**Document section:**
# # # # # # #
These syntaxes can be composed with each other. For instance:

  • @^ refers to the first parent of the latest commit in the current branch. This is the same as HEAD^.

  • @^^ refers to the first parent of the first parent of the latest commit in the current branch. This is the same as HEAD^^.

  • REV~2 is the same as REV~1~1 and REV~~.

  • REV^2~3 refers to the third ancestor commit (following just first parents) before the second parent of the commit referenced by REV.

If you are not sure which commit is referenced by a given revision specification, use command git rev-parse REVISION to see the SHA-1 hash of the commit referenced by REVISION. For example:

$ git rev-parse HEAD~2
aa2a761b8a506eb74b5cc368514592144dca3f74

Then you can git show -s aa2a761 or git log -n 1 aa2a761 to see the details of that commit.

Reverting Changes

Sometimes you modify working files, stage changes, or commit changes, but then you change your mind. This section describes how to undo changes.

The are two general ways to revert changes in Git: the old way and the new way.

  1. The old way uses commands git checkout ... and git reset ..., which have existed since the beginning.

  2. The new way uses commands git revert ... and git restore .... These were added later as simpler alternatives to the older commands.

It's important to understand both ways to revert changes, so this document will describe both, starting with the new commands.

Warning

The Git commands to revert changes will permanently delete your changes! Be careful.

Reverting Changes the New Way

For the majority of use cases, changes can be reverted using commands revert and restore. Here's what these commands do:

  • Command git revert ... creates one or more new commits to undo the changes of one or more earlier commits.

  • Command git restore ... reverts changes to the working files and/or the index.

Let's look at each one.

The revert Command

The command git revert ... creates new commits that undo the changes in existing commits. This has two big advantages:

  1. It preserves the entire commit history, because it does not destroy commits.

  2. It's less likely to confuse your collaborators by destroying commits they have already pulled into their local repos.

To revert a single commit, use git revert COMMIT, where COMMIT is any valid reference to a commit (see section Revision Specification Syntax for details). Git will create a new commit that undoes the changes in the specified commit. Since a commit can contain changes to more than one file, this can revert changes to multiple files.

As with any commit, Git will spawn an editor to allow you to enter a modified commit message. There is no switch that lets you provide the commit message on the command line, but you can re-use the existing commit's message with git revert --no-edit COMMIT.

When you use git revert ..., your working files and index must be clean, meaning they must match the tip of the current branch, otherwise the command will fail. If you have changes in your working files or the index, you must either commit them or stash them before using the revert command.

If you are not reverting the most recent commit in the branch, there's a risk that the changes generated by Git will cause conflicts with more recent changes.
# # # # # # #
Layout element annotations
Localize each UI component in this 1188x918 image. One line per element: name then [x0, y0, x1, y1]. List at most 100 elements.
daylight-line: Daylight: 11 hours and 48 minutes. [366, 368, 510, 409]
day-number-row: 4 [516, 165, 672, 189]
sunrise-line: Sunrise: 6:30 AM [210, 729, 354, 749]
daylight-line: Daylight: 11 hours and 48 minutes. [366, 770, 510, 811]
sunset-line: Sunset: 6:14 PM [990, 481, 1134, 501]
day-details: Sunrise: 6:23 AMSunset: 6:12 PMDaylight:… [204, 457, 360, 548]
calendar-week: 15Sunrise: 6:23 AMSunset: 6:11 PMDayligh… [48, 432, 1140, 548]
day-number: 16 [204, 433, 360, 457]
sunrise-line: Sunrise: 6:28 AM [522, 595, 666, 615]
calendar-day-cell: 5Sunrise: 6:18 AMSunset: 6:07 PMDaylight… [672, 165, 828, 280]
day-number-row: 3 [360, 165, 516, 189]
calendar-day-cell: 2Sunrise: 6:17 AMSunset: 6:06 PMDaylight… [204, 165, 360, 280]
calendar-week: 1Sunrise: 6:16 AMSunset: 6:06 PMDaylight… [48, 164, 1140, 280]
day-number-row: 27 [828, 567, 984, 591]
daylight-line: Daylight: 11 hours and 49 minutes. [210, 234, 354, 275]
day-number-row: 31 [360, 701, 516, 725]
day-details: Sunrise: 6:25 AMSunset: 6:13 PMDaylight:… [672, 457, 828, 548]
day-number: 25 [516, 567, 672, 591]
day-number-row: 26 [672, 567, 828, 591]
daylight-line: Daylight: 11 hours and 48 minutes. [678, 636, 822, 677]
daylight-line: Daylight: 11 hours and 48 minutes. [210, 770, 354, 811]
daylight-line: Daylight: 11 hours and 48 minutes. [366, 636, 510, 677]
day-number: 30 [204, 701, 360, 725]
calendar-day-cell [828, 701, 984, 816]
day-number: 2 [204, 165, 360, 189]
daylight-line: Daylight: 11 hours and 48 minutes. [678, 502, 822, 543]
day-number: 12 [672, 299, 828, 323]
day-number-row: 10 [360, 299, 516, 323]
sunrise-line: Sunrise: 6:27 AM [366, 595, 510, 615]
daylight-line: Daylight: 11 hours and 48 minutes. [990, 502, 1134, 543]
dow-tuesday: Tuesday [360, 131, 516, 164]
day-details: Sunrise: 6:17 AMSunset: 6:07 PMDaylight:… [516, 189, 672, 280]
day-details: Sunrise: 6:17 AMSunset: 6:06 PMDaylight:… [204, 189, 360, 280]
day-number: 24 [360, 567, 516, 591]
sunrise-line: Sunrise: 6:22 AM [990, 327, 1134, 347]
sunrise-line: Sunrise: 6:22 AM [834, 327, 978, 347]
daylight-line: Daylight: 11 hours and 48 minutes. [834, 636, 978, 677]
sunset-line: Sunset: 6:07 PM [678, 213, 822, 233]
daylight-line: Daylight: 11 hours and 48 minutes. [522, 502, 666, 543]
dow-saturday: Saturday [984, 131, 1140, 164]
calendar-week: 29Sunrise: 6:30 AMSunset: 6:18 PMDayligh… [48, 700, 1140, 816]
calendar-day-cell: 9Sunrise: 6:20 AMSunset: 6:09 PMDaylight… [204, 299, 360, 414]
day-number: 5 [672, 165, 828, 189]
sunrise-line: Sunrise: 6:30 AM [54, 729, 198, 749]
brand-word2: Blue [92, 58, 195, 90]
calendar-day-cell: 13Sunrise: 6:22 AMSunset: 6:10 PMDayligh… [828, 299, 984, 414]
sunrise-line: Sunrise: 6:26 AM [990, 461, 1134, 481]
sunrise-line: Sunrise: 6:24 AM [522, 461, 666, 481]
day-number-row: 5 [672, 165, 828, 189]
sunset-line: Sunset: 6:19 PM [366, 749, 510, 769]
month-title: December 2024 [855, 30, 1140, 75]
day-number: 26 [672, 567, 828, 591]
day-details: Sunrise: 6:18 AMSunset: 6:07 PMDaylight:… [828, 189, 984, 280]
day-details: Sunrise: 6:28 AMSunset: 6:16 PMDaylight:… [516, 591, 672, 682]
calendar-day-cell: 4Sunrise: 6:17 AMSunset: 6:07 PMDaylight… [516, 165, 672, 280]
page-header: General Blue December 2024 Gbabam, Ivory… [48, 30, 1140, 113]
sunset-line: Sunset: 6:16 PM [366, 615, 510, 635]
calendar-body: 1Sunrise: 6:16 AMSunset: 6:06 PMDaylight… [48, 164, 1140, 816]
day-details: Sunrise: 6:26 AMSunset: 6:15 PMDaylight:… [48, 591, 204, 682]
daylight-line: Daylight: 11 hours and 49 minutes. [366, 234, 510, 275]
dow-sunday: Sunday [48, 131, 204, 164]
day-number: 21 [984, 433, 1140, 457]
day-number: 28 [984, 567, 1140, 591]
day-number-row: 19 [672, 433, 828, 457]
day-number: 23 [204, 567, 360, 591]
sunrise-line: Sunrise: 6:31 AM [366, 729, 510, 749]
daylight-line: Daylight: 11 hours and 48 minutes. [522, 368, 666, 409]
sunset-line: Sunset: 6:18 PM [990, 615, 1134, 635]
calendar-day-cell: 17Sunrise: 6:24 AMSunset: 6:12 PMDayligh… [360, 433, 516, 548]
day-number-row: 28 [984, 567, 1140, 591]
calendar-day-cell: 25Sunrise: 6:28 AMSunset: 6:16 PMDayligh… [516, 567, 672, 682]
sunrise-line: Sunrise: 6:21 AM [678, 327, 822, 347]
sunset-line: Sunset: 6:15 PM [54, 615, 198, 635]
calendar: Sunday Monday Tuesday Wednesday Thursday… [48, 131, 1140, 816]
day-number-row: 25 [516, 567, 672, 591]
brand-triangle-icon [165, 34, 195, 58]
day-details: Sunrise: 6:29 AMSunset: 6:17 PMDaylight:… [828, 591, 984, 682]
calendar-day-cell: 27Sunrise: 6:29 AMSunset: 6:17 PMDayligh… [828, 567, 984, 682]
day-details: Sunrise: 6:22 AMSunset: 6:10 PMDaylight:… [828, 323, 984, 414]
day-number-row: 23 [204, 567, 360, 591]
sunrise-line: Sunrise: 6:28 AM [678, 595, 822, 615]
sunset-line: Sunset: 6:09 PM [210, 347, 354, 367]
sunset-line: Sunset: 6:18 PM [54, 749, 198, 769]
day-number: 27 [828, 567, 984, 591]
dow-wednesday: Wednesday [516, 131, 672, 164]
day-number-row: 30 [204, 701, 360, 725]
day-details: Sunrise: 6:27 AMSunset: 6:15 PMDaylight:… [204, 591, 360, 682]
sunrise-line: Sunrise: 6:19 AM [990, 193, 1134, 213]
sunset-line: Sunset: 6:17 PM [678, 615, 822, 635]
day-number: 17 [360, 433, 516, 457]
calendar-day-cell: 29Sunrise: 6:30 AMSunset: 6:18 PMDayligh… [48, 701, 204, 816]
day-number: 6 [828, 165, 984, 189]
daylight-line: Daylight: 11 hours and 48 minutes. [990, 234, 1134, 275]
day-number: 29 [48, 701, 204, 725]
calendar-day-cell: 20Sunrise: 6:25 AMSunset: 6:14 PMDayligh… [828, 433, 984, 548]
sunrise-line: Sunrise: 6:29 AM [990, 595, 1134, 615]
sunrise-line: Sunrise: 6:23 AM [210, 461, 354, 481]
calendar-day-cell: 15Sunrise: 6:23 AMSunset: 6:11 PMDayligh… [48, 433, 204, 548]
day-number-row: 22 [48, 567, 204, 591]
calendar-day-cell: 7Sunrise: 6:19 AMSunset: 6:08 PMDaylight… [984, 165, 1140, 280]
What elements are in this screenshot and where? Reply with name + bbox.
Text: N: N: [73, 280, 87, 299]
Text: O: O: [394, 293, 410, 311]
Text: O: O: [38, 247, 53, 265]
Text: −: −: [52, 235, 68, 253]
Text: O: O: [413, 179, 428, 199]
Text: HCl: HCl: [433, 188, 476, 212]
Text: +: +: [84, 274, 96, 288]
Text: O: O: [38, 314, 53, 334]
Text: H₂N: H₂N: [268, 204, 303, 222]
# # # # # # #
**Parts of the exercise:**
1) Copy the part of the Git guide starting at "The are two" and ending at "changes! Be careful.".
2) In the Git guide, what must your working files and index match when you use git revert?

**Task responses:**
1)
The are two general ways to revert changes in Git: the old way and the new way.

  1. The old way uses commands git checkout ... and git reset ..., which have existed since the beginning.

  2. The new way uses commands git revert ... and git restore .... These were added later as simpler alternatives to the older commands.

It's important to understand both ways to revert changes, so this document will describe both, starting with the new commands.

Warning

The Git commands to revert changes will permanently delete your changes! Be careful.

2) They must match the tip of the current branch.